## EXERCISE GOAL
Return the listing below exactly, with the pictures dropped.

___ ENTRIES PROVIDED ___

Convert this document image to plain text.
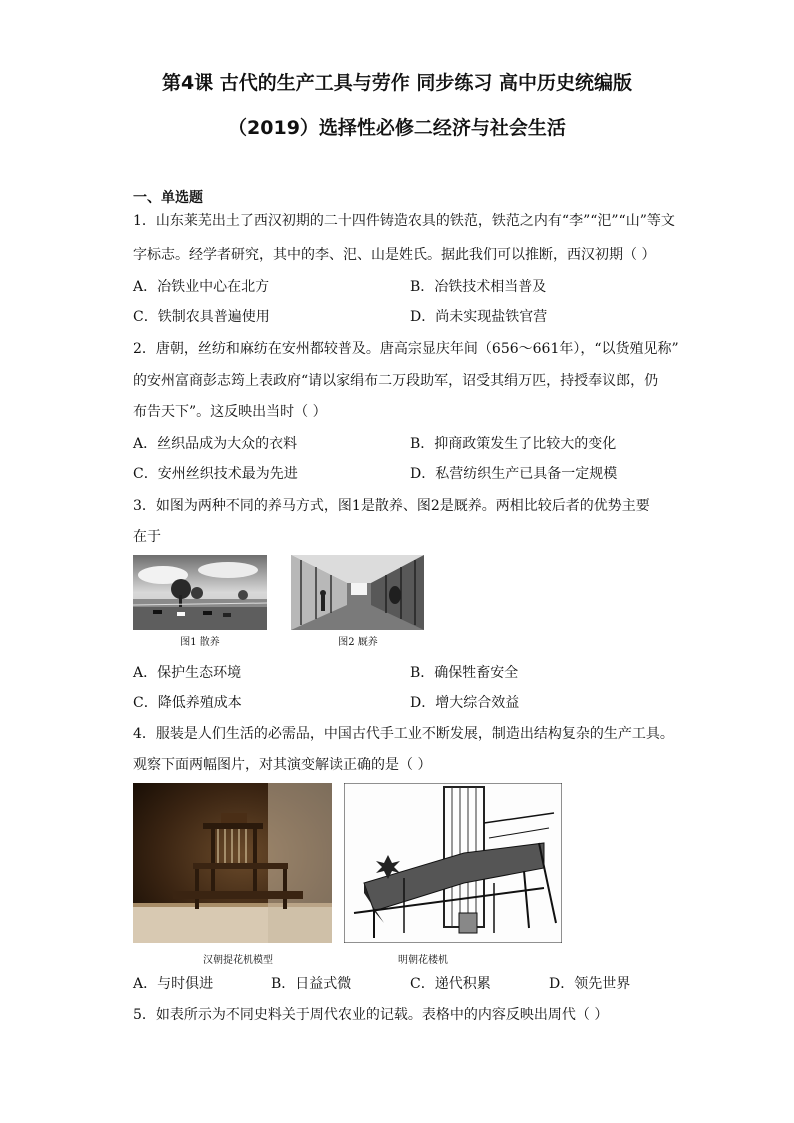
第4课 古代的生产工具与劳作 同步练习 高中历史统编版
（2019）选择性必修二经济与社会生活
一、单选题
1．山东莱芜出土了西汉初期的二十四件铸造农具的铁范，铁范之内有“李”“汜”“山”等文
字标志。经学者研究，其中的李、汜、山是姓氏。据此我们可以推断，西汉初期（ ）
A．冶铁业中心在北方	B．冶铁技术相当普及
C．铁制农具普遍使用	D．尚未实现盐铁官营
2．唐朝，丝纺和麻纺在安州都较普及。唐高宗显庆年间（656～661年），“以货殖见称”
的安州富商彭志筠上表政府“请以家绢布二万段助军，诏受其绢万匹，持授奉议郎，仍
布告天下”。这反映出当时（ ）
A．丝织品成为大众的衣料	B．抑商政策发生了比较大的变化
C．安州丝织技术最为先进	D．私营纺织生产已具备一定规模
3．如图为两种不同的养马方式，图1是散养、图2是厩养。两相比较后者的优势主要
在于
图1 散养	图2 厩养
A．保护生态环境	B．确保牲畜安全
C．降低养殖成本	D．增大综合效益
4．服装是人们生活的必需品，中国古代手工业不断发展，制造出结构复杂的生产工具。
观察下面两幅图片，对其演变解读正确的是（ ）
汉朝提花机模型	明朝花楼机
A．与时俱进	B．日益式微	C．递代积累	D．领先世界
5．如表所示为不同史料关于周代农业的记载。表格中的内容反映出周代（ ）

___

## FULL SOLUTION
Convert this document image to plain text.
第4课 古代的生产工具与劳作 同步练习 高中历史统编版
（2019）选择性必修二经济与社会生活
一、单选题
1．山东莱芜出土了西汉初期的二十四件铸造农具的铁范，铁范之内有“李”“汜”“山”等文
字标志。经学者研究，其中的李、汜、山是姓氏。据此我们可以推断，西汉初期（ ）
A．冶铁业中心在北方	B．冶铁技术相当普及
C．铁制农具普遍使用	D．尚未实现盐铁官营
2．唐朝，丝纺和麻纺在安州都较普及。唐高宗显庆年间（656～661年），“以货殖见称”
的安州富商彭志筠上表政府“请以家绢布二万段助军，诏受其绢万匹，持授奉议郎，仍
布告天下”。这反映出当时（ ）
A．丝织品成为大众的衣料	B．抑商政策发生了比较大的变化
C．安州丝织技术最为先进	D．私营纺织生产已具备一定规模
3．如图为两种不同的养马方式，图1是散养、图2是厩养。两相比较后者的优势主要
在于
图1 散养	图2 厩养
A．保护生态环境	B．确保牲畜安全
C．降低养殖成本	D．增大综合效益
4．服装是人们生活的必需品，中国古代手工业不断发展，制造出结构复杂的生产工具。
观察下面两幅图片，对其演变解读正确的是（ ）
汉朝提花机模型	明朝花楼机
A．与时俱进	B．日益式微	C．递代积累	D．领先世界
5．如表所示为不同史料关于周代农业的记载。表格中的内容反映出周代（ ）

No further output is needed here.